(Layout annotation data)
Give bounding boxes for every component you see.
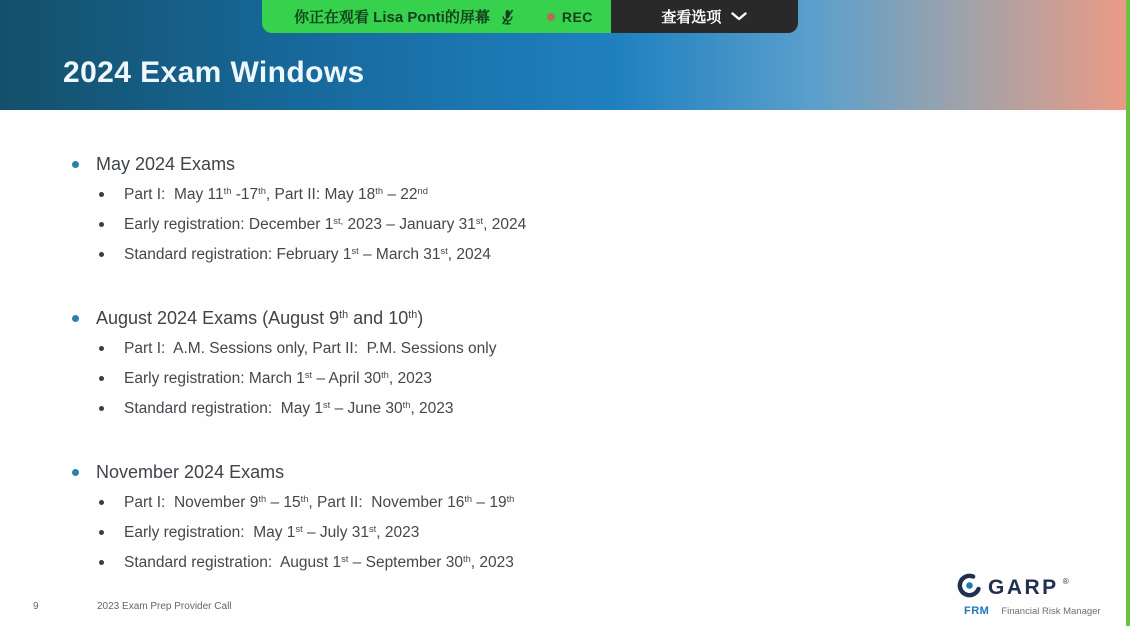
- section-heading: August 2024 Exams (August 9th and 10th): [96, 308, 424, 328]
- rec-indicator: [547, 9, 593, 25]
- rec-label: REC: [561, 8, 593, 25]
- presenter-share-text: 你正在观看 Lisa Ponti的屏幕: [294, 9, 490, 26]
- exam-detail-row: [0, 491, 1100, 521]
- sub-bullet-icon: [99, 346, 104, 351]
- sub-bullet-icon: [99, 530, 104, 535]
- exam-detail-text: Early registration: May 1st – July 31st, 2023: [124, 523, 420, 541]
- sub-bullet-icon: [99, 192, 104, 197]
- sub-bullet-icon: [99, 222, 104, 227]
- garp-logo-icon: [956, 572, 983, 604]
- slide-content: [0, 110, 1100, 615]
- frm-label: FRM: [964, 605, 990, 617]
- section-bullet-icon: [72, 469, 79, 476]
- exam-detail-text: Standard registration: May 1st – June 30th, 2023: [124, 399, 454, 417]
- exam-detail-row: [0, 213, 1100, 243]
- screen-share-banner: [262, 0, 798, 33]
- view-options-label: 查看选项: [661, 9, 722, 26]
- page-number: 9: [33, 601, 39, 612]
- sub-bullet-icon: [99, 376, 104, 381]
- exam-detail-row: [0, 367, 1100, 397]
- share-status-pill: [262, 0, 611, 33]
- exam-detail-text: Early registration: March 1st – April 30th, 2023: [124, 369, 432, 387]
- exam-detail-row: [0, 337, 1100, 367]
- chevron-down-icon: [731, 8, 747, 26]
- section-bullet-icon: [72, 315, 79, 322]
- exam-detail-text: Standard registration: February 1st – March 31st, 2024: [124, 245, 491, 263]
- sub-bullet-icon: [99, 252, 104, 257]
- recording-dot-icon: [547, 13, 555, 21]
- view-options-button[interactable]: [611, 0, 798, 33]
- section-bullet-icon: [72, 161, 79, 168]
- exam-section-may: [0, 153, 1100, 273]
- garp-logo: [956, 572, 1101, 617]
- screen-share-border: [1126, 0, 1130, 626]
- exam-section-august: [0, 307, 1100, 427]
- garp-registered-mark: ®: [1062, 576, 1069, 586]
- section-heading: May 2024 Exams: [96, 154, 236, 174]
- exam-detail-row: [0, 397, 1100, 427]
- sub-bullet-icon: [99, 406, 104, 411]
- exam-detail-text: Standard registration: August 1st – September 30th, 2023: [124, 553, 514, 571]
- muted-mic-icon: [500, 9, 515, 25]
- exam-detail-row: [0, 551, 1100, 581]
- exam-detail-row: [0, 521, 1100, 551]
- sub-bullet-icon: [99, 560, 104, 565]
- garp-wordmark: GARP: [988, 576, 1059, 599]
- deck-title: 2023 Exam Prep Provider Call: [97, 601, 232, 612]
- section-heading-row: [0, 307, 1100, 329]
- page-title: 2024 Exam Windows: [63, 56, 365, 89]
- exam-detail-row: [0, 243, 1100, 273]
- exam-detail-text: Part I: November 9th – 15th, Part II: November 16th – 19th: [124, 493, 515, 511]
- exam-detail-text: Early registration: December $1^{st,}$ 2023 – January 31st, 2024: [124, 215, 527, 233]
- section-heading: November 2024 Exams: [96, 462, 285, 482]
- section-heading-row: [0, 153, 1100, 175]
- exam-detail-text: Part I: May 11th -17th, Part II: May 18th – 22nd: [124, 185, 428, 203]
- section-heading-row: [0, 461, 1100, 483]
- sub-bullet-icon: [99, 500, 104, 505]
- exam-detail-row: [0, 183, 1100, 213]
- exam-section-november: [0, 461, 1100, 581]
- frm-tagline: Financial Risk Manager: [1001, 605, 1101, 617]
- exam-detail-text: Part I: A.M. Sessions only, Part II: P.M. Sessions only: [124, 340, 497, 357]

* * *

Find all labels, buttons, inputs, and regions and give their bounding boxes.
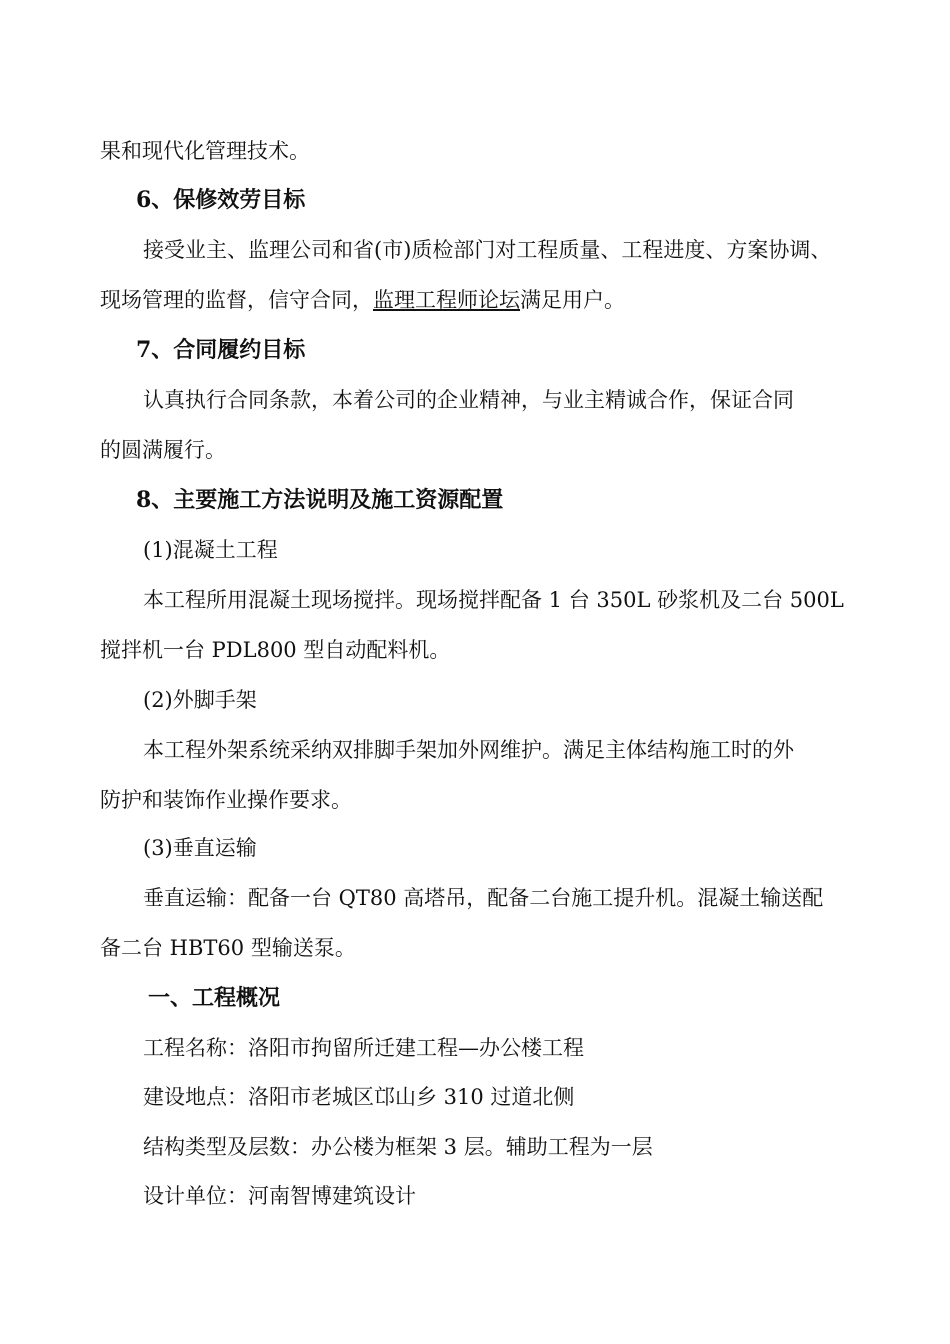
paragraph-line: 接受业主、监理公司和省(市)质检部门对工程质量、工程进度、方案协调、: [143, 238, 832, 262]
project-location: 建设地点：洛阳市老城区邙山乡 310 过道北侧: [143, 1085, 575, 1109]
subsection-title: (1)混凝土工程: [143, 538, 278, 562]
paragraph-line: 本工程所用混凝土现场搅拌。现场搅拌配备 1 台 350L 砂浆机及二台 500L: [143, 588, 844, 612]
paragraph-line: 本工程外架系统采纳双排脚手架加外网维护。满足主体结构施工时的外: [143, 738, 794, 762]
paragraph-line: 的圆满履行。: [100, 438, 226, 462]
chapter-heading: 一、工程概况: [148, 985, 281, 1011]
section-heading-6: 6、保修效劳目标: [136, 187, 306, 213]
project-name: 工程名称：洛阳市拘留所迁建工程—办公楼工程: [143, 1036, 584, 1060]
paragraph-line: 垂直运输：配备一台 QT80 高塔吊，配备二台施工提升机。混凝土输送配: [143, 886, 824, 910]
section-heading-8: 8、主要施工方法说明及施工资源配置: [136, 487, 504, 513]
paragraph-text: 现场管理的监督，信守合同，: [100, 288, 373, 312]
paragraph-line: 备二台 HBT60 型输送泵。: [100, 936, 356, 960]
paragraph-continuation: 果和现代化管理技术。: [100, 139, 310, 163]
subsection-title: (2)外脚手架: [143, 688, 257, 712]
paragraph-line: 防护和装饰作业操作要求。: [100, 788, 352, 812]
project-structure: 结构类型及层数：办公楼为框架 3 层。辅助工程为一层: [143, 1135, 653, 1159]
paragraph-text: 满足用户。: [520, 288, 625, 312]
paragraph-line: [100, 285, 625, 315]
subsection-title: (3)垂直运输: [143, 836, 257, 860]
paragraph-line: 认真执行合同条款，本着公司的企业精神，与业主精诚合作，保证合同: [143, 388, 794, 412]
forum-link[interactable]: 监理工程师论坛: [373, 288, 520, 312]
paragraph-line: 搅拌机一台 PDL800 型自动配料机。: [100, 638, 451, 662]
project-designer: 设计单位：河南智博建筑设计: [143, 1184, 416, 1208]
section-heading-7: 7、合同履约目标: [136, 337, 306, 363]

* * *

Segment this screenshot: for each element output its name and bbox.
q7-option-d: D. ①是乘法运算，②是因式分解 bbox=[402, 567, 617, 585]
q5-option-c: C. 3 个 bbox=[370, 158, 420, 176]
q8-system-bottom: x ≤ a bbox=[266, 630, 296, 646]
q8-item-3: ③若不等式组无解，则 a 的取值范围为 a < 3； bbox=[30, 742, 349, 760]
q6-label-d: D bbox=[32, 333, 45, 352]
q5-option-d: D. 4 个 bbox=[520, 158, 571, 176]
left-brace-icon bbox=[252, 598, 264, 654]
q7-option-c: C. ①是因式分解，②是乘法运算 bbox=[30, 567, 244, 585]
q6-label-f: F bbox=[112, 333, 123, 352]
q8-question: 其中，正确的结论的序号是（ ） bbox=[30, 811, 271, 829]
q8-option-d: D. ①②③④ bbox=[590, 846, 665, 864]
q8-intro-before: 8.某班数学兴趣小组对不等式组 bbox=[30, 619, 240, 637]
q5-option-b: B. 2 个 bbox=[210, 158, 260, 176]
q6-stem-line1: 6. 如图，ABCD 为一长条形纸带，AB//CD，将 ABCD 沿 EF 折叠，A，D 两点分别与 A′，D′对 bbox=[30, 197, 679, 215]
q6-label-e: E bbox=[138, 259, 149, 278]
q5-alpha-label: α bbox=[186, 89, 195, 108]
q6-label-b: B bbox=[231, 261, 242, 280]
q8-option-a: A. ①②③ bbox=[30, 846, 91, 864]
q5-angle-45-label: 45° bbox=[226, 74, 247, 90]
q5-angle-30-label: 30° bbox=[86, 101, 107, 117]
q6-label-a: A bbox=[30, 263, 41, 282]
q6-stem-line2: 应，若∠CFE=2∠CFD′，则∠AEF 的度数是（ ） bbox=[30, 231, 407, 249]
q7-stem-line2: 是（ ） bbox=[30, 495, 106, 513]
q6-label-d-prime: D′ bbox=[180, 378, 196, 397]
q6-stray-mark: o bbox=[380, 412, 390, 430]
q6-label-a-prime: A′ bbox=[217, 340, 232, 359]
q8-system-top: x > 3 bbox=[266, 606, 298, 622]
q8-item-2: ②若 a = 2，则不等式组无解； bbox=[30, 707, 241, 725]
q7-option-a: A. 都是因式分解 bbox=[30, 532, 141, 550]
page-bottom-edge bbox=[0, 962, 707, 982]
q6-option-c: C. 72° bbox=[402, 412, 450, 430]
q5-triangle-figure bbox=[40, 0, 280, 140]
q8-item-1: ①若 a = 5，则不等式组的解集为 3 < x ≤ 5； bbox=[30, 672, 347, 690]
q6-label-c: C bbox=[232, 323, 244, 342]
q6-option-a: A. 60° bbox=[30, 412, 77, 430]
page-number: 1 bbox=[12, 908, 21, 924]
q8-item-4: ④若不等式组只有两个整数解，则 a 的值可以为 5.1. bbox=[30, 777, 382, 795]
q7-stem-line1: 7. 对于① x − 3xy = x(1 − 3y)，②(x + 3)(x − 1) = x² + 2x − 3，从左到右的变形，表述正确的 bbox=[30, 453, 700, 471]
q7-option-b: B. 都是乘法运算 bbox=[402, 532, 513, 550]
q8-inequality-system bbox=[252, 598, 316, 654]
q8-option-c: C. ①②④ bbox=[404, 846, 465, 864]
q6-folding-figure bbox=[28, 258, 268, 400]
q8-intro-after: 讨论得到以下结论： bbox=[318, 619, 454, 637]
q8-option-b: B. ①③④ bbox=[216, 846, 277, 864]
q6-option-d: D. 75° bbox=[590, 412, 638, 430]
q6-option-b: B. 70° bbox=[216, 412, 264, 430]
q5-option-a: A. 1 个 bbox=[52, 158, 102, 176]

> _PROBLEM TO WORK ON_
Write out the lines of data from the one containing "- section-heading: August" through the one containing "- sub-bullet-icon: [99, 222, 104, 227]", without changing anything.

> _WRITTEN SOLUTION_
- section-heading: August 2024 Exams (August 9th and 10th): [96, 308, 424, 328]
- rec-indicator: [547, 9, 593, 25]
- rec-label: REC: [561, 8, 593, 25]
- presenter-share-text: 你正在观看 Lisa Ponti的屏幕: [294, 9, 490, 26]
- exam-detail-row: [0, 491, 1100, 521]
- sub-bullet-icon: [99, 346, 104, 351]
- sub-bullet-icon: [99, 530, 104, 535]
- exam-detail-text: Early registration: May 1st – July 31st, 2023: [124, 523, 420, 541]
- sub-bullet-icon: [99, 192, 104, 197]
- sub-bullet-icon: [99, 222, 104, 227]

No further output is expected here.